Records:
========================================

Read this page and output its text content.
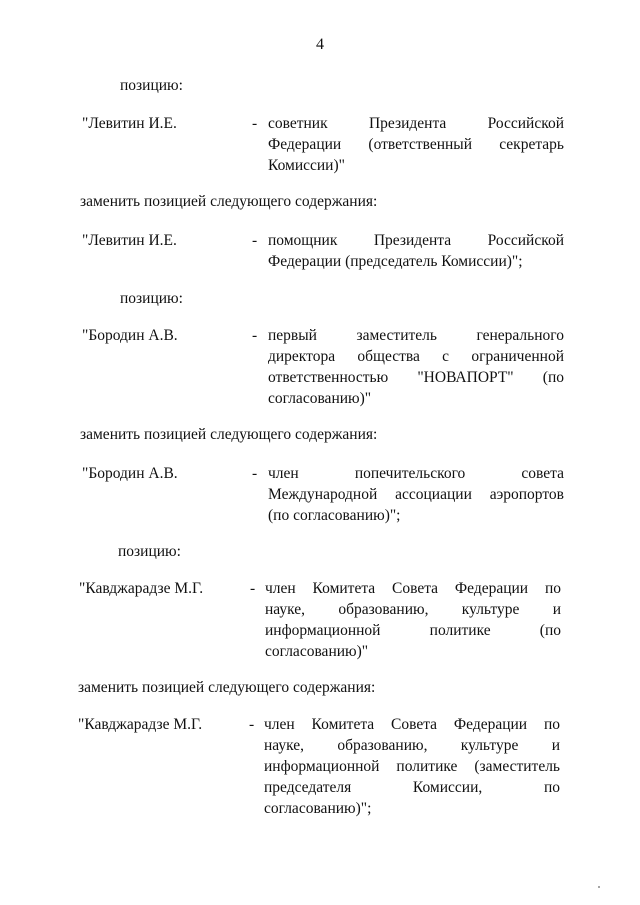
4
позицию:
"Левитин И.Е.	- советник Президента Российской
Федерации (ответственный секретарь
Комиссии)"
заменить позицией следующего содержания:
"Левитин И.Е.	- помощник Президента Российской
Федерации (председатель Комиссии)";
позицию:
"Бородин А.В.	- первый заместитель генерального
директора общества с ограниченной
ответственностью "НОВАПОРТ" (по
согласованию)"
заменить позицией следующего содержания:
"Бородин А.В.	- член попечительского совета
Международной ассоциации аэропортов
(по согласованию)";
позицию:
"Кавджарадзе М.Г.	- член Комитета Совета Федерации по
науке, образованию, культуре и
информационной политике (по
согласованию)"
заменить позицией следующего содержания:
"Кавджарадзе М.Г.	- член Комитета Совета Федерации по
науке, образованию, культуре и
информационной политике (заместитель
председателя Комиссии, по
согласованию)";
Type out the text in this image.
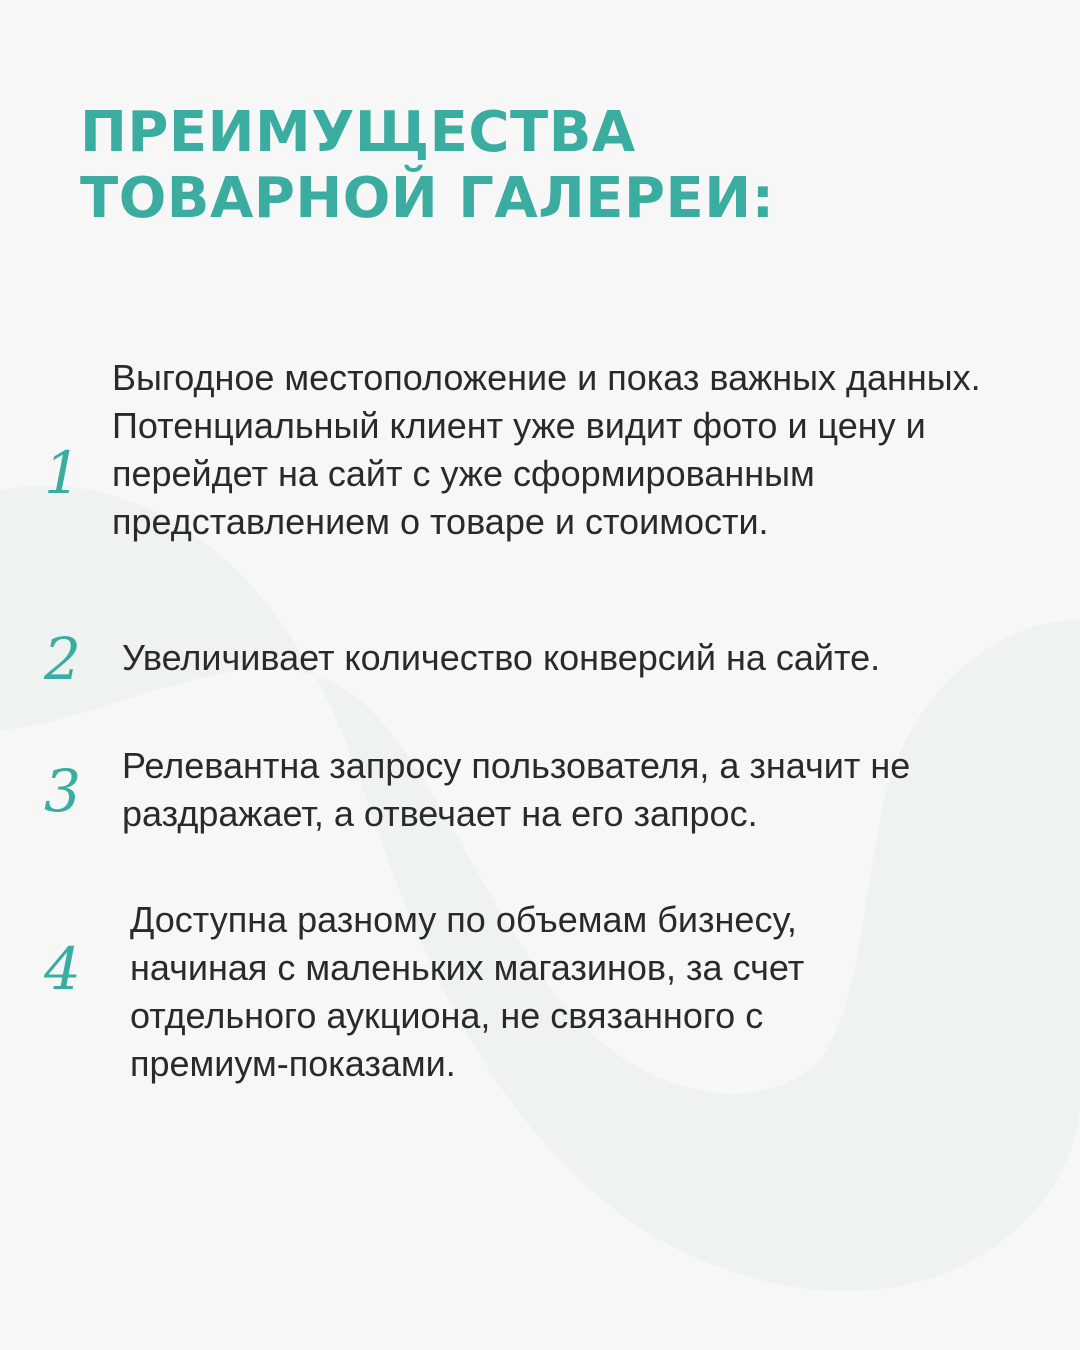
ПРЕИМУЩЕСТВА
ТОВАРНОЙ ГАЛЕРЕИ:
1

Выгодное местоположение и показ важных данных. Потенциальный клиент уже видит фото и цену и перейдет на сайт с уже сформированным представлением о товаре и стоимости.

2 Увеличивает количество конверсий на сайте.

3 Релевантна запросу пользователя, а значит не раздражает, а отвечает на его запрос.

4

Доступна разному по объемам бизнесу, начиная с маленьких магазинов, за счет отдельного аукциона, не связанного с премиум-показами.
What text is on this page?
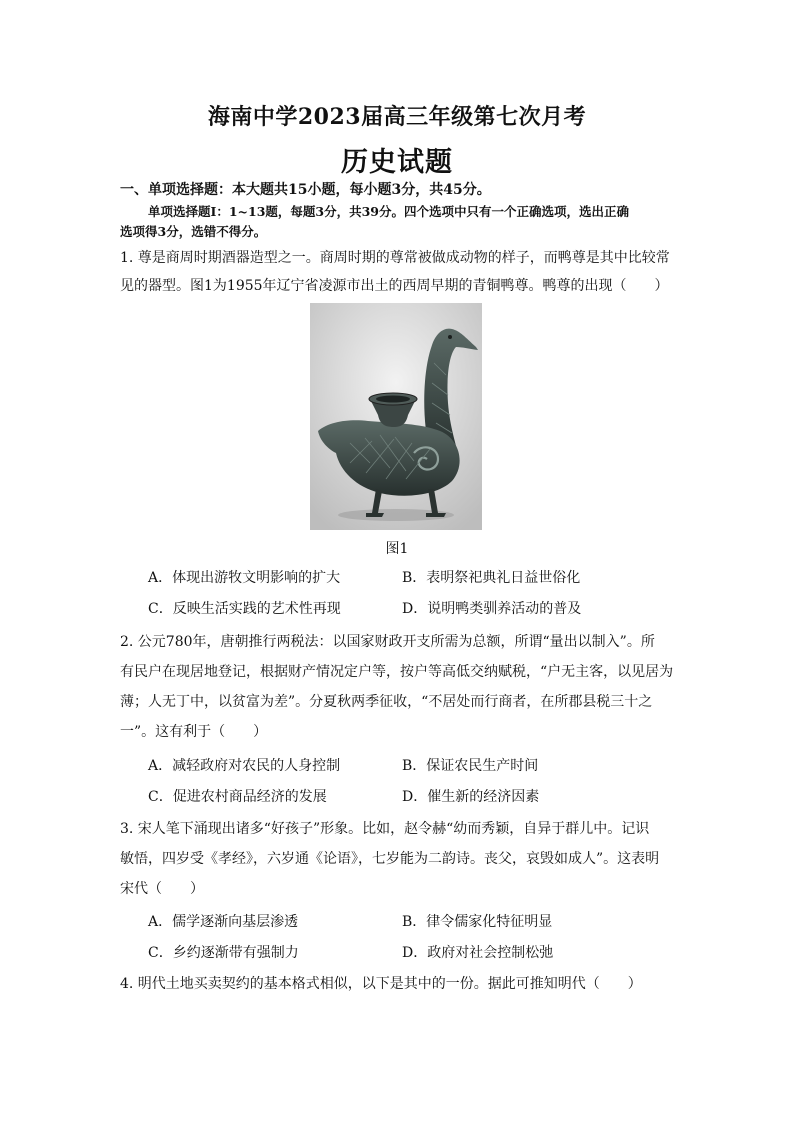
海南中学2023届高三年级第七次月考
历史试题
一、单项选择题：本大题共15小题，每小题3分，共45分。
单项选择题Ⅰ：1~13题，每题3分，共39分。四个选项中只有一个正确选项，选出正确
选项得3分，选错不得分。
1. 尊是商周时期酒器造型之一。商周时期的尊常被做成动物的样子，而鸭尊是其中比较常
见的器型。图1为1955年辽宁省凌源市出土的西周早期的青铜鸭尊。鸭尊的出现（　　）
图1
A．体现出游牧文明影响的扩大	B．表明祭祀典礼日益世俗化
C．反映生活实践的艺术性再现	D．说明鸭类驯养活动的普及
2. 公元780年，唐朝推行两税法：以国家财政开支所需为总额，所谓“量出以制入”。所
有民户在现居地登记，根据财产情况定户等，按户等高低交纳赋税，“户无主客，以见居为
薄；人无丁中，以贫富为差”。分夏秋两季征收，“不居处而行商者，在所郡县税三十之
一”。这有利于（　　）
A．减轻政府对农民的人身控制	B．保证农民生产时间
C．促进农村商品经济的发展	D．催生新的经济因素
3. 宋人笔下涌现出诸多“好孩子”形象。比如，赵令赫“幼而秀颖，自异于群儿中。记识
敏悟，四岁受《孝经》，六岁通《论语》，七岁能为二韵诗。丧父，哀毁如成人”。这表明
宋代（　　）
A．儒学逐渐向基层渗透	B．律令儒家化特征明显
C．乡约逐渐带有强制力	D．政府对社会控制松弛
4. 明代土地买卖契约的基本格式相似，以下是其中的一份。据此可推知明代（　　）
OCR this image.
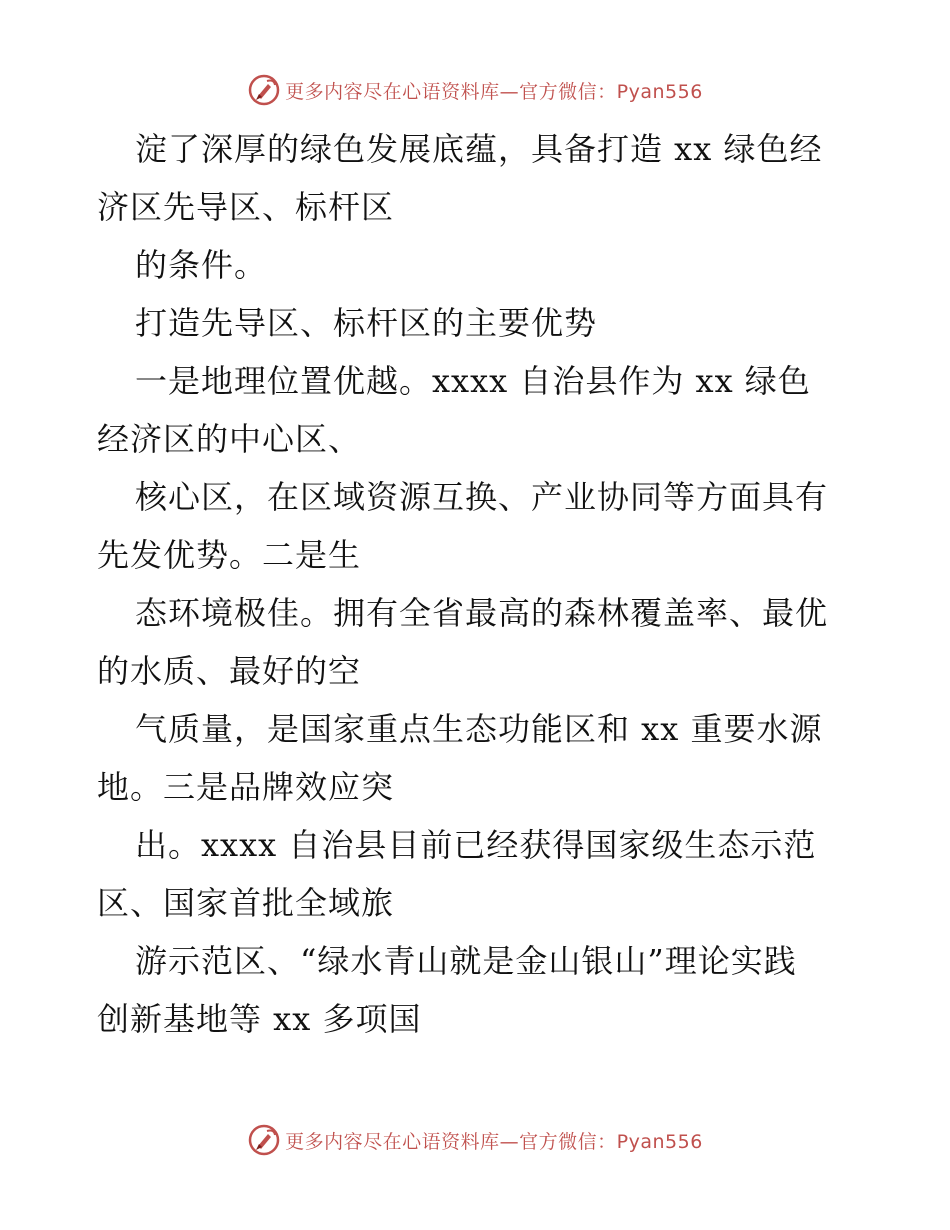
更多内容尽在心语资料库—官方微信：Pyan556
淀了深厚的绿色发展底蕴，具备打造 xx 绿色经
济区先导区、标杆区
的条件。
打造先导区、标杆区的主要优势
一是地理位置优越。xxxx 自治县作为 xx 绿色
经济区的中心区、
核心区，在区域资源互换、产业协同等方面具有
先发优势。二是生
态环境极佳。拥有全省最高的森林覆盖率、最优
的水质、最好的空
气质量，是国家重点生态功能区和 xx 重要水源
地。三是品牌效应突
出。xxxx 自治县目前已经获得国家级生态示范
区、国家首批全域旅
游示范区、“绿水青山就是金山银山”理论实践
创新基地等 xx 多项国
更多内容尽在心语资料库—官方微信：Pyan556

========================================

| Prompt |
Reproduce each record from above exactly; pictures do not belong in the copy.

| Response |
Read this page and output its text content.
4
позицию:
"Левитин И.Е.	- советник Президента Российской
Федерации (ответственный секретарь
Комиссии)"
заменить позицией следующего содержания:
"Левитин И.Е.	- помощник Президента Российской
Федерации (председатель Комиссии)";
позицию:
"Бородин А.В.	- первый заместитель генерального
директора общества с ограниченной
ответственностью "НОВАПОРТ" (по
согласованию)"
заменить позицией следующего содержания:
"Бородин А.В.	- член попечительского совета
Международной ассоциации аэропортов
(по согласованию)";
позицию:
"Кавджарадзе М.Г.	- член Комитета Совета Федерации по
науке, образованию, культуре и
информационной политике (по
согласованию)"
заменить позицией следующего содержания:
"Кавджарадзе М.Г.	- член Комитета Совета Федерации по
науке, образованию, культуре и
информационной политике (заместитель
председателя Комиссии, по
согласованию)";
Type out the text in this image.
ПРЕИМУЩЕСТВА
ТОВАРНОЙ ГАЛЕРЕИ:
1

Выгодное местоположение и показ важных данных. Потенциальный клиент уже видит фото и цену и перейдет на сайт с уже сформированным представлением о товаре и стоимости.

2 Увеличивает количество конверсий на сайте.

3 Релевантна запросу пользователя, а значит не раздражает, а отвечает на его запрос.

4

Доступна разному по объемам бизнесу, начиная с маленьких магазинов, за счет отдельного аукциона, не связанного с премиум-показами.
What text is on this page?
海南中学2023届高三年级第七次月考
历史试题
一、单项选择题：本大题共15小题，每小题3分，共45分。
单项选择题Ⅰ：1~13题，每题3分，共39分。四个选项中只有一个正确选项，选出正确
选项得3分，选错不得分。
1. 尊是商周时期酒器造型之一。商周时期的尊常被做成动物的样子，而鸭尊是其中比较常
见的器型。图1为1955年辽宁省凌源市出土的西周早期的青铜鸭尊。鸭尊的出现（　　）
图1
A．体现出游牧文明影响的扩大	B．表明祭祀典礼日益世俗化
C．反映生活实践的艺术性再现	D．说明鸭类驯养活动的普及
2. 公元780年，唐朝推行两税法：以国家财政开支所需为总额，所谓“量出以制入”。所
有民户在现居地登记，根据财产情况定户等，按户等高低交纳赋税，“户无主客，以见居为
薄；人无丁中，以贫富为差”。分夏秋两季征收，“不居处而行商者，在所郡县税三十之
一”。这有利于（　　）
A．减轻政府对农民的人身控制	B．保证农民生产时间
C．促进农村商品经济的发展	D．催生新的经济因素
3. 宋人笔下涌现出诸多“好孩子”形象。比如，赵令赫“幼而秀颖，自异于群儿中。记识
敏悟，四岁受《孝经》，六岁通《论语》，七岁能为二韵诗。丧父，哀毁如成人”。这表明
宋代（　　）
A．儒学逐渐向基层渗透	B．律令儒家化特征明显
C．乡约逐渐带有强制力	D．政府对社会控制松弛
4. 明代土地买卖契约的基本格式相似，以下是其中的一份。据此可推知明代（　　）
OCR this image.
更多内容尽在心语资料库—官方微信：Pyan556
淀了深厚的绿色发展底蕴，具备打造 xx 绿色经
济区先导区、标杆区
的条件。
打造先导区、标杆区的主要优势
一是地理位置优越。xxxx 自治县作为 xx 绿色
经济区的中心区、
核心区，在区域资源互换、产业协同等方面具有
先发优势。二是生
态环境极佳。拥有全省最高的森林覆盖率、最优
的水质、最好的空
气质量，是国家重点生态功能区和 xx 重要水源
地。三是品牌效应突
出。xxxx 自治县目前已经获得国家级生态示范
区、国家首批全域旅
游示范区、“绿水青山就是金山银山”理论实践
创新基地等 xx 多项国
更多内容尽在心语资料库—官方微信：Pyan556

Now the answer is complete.